Output every entry exactly as written, but omit the pictures.

Extracted records:

▬▬▬▬▬▬

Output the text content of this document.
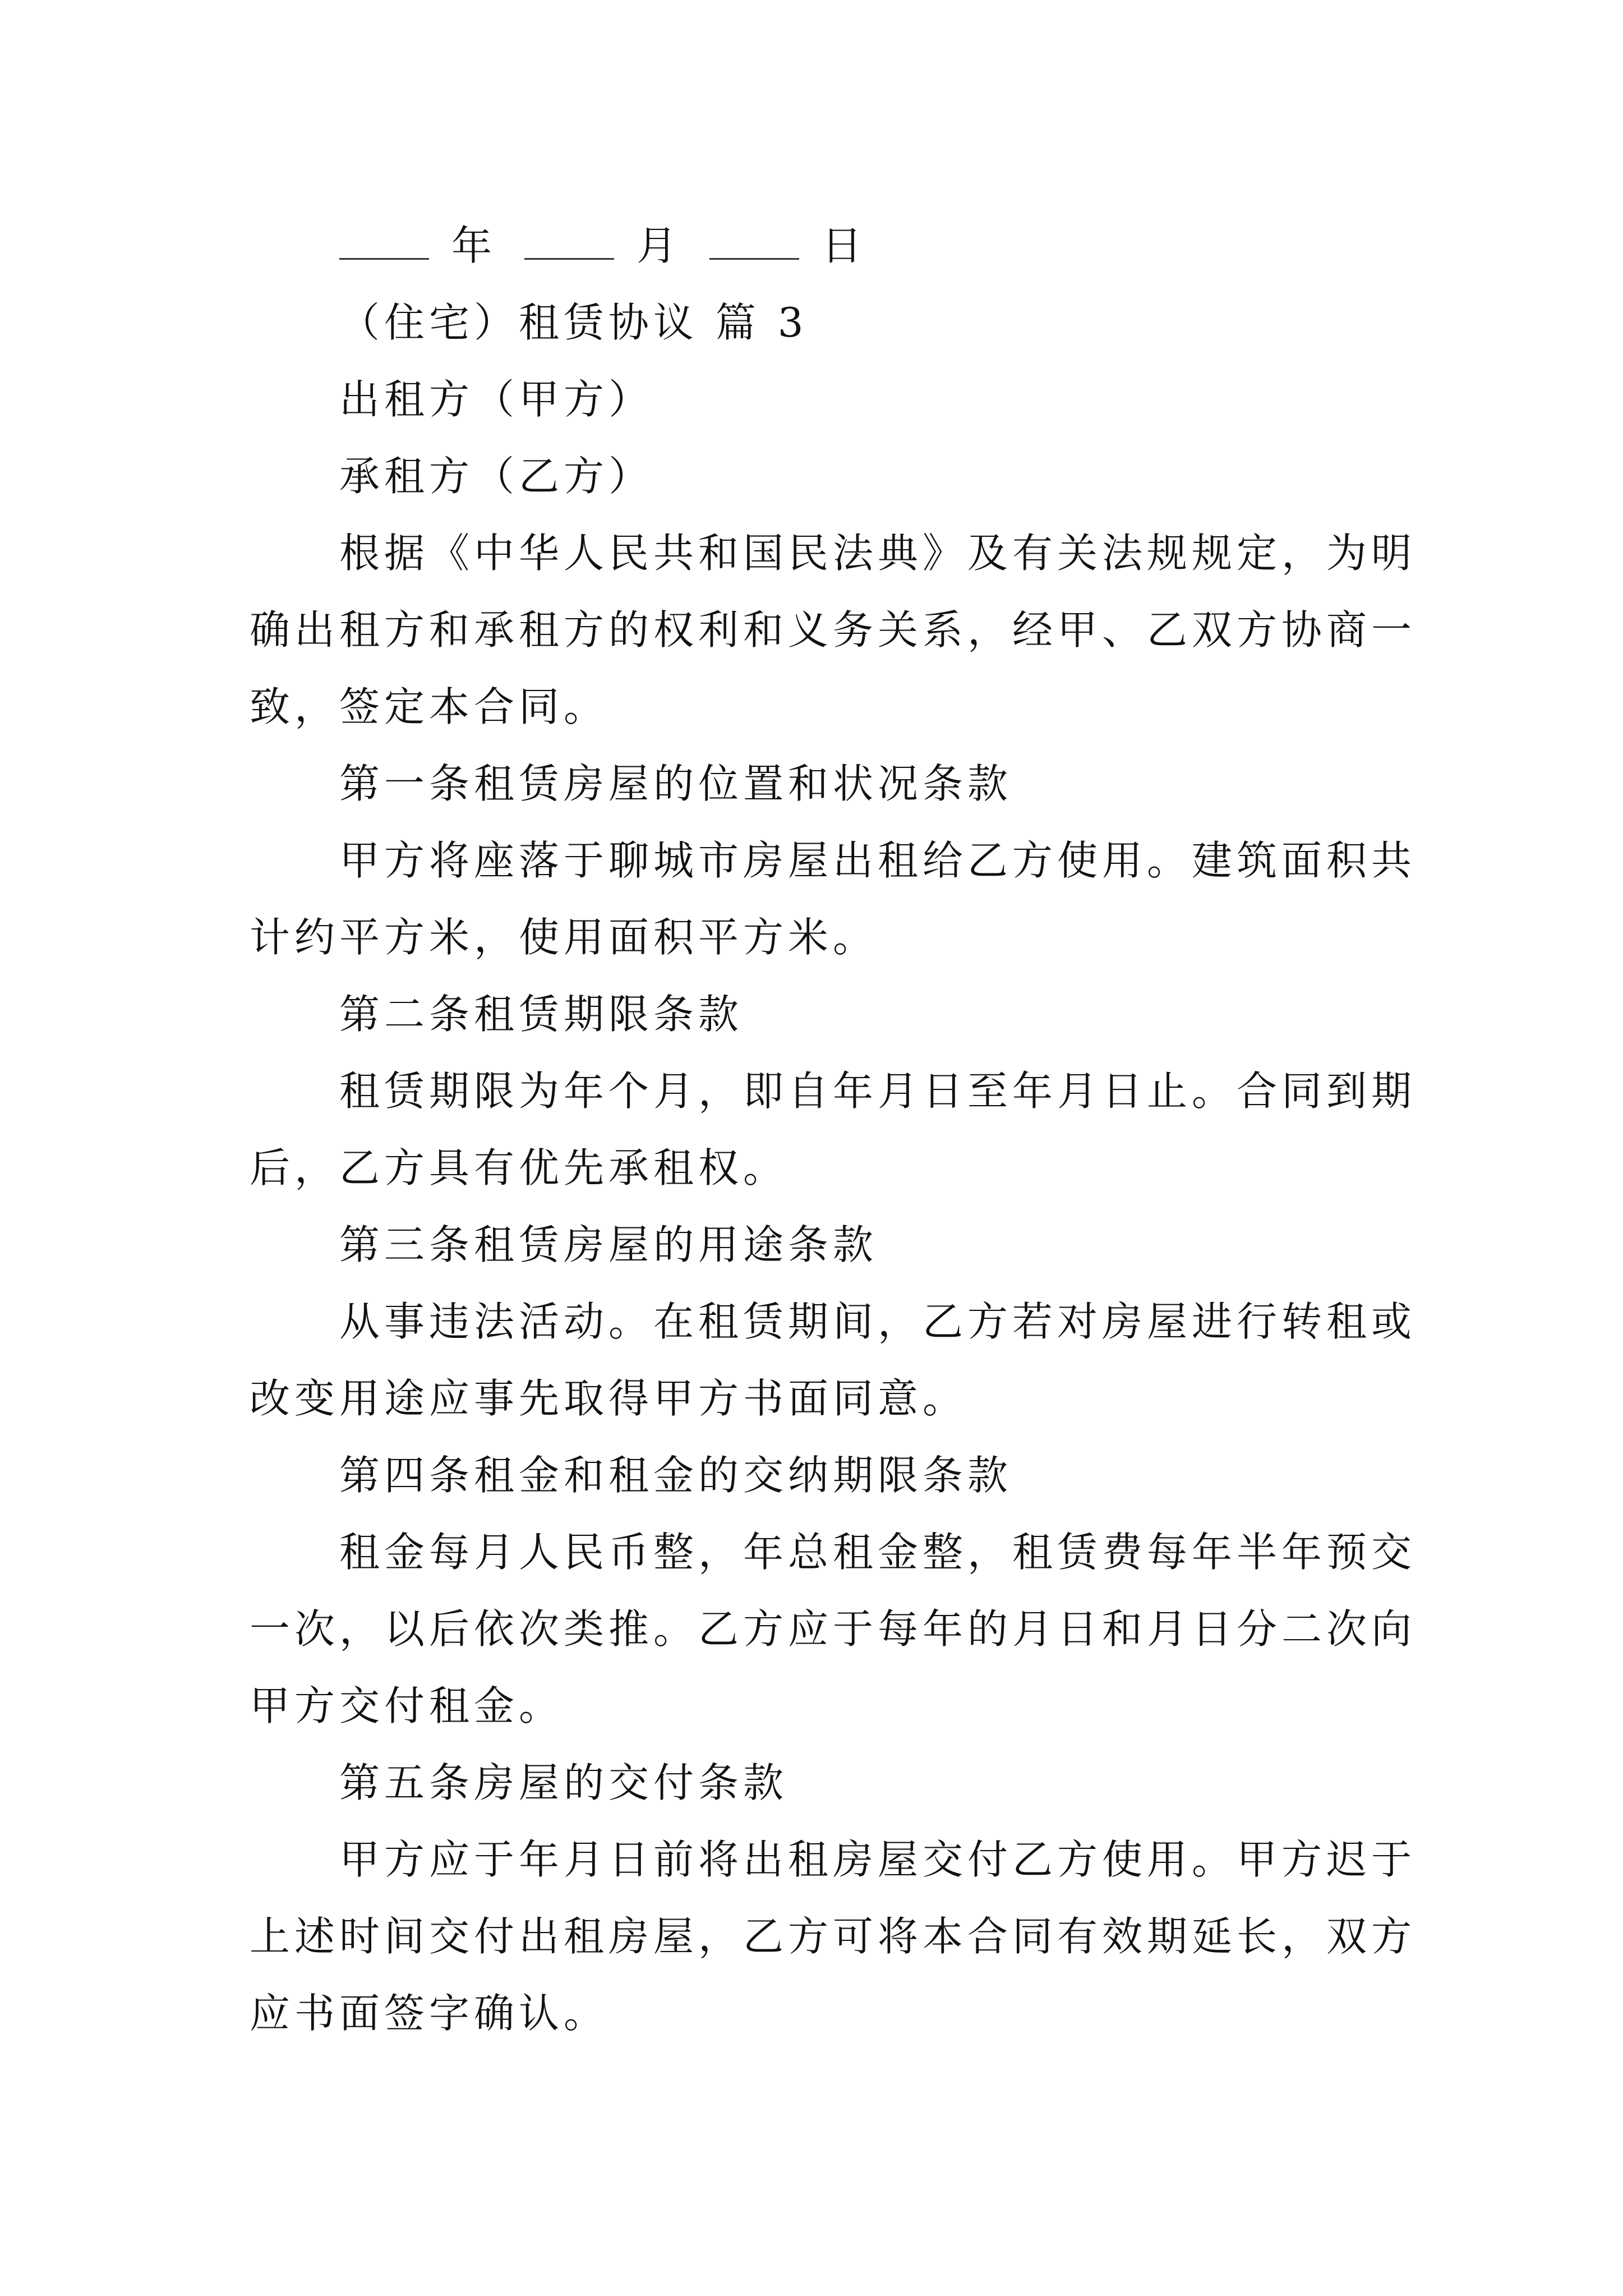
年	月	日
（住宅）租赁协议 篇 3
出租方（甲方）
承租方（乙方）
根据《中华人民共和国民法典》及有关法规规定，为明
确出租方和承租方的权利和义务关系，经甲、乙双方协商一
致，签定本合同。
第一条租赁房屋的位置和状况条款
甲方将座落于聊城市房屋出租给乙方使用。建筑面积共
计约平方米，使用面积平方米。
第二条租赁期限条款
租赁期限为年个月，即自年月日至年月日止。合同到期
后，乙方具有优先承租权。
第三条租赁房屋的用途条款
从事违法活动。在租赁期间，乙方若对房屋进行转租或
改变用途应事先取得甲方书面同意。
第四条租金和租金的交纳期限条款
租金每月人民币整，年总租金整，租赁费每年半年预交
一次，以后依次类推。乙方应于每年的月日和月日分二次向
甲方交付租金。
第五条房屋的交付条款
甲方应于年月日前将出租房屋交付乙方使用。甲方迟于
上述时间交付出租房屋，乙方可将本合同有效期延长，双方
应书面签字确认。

▬▬▬▬▬▬

## Task result
Output the text content of this document.
年	月	日
（住宅）租赁协议 篇 3
出租方（甲方）
承租方（乙方）
根据《中华人民共和国民法典》及有关法规规定，为明
确出租方和承租方的权利和义务关系，经甲、乙双方协商一
致，签定本合同。
第一条租赁房屋的位置和状况条款
甲方将座落于聊城市房屋出租给乙方使用。建筑面积共
计约平方米，使用面积平方米。
第二条租赁期限条款
租赁期限为年个月，即自年月日至年月日止。合同到期
后，乙方具有优先承租权。
第三条租赁房屋的用途条款
从事违法活动。在租赁期间，乙方若对房屋进行转租或
改变用途应事先取得甲方书面同意。
第四条租金和租金的交纳期限条款
租金每月人民币整，年总租金整，租赁费每年半年预交
一次，以后依次类推。乙方应于每年的月日和月日分二次向
甲方交付租金。
第五条房屋的交付条款
甲方应于年月日前将出租房屋交付乙方使用。甲方迟于
上述时间交付出租房屋，乙方可将本合同有效期延长，双方
应书面签字确认。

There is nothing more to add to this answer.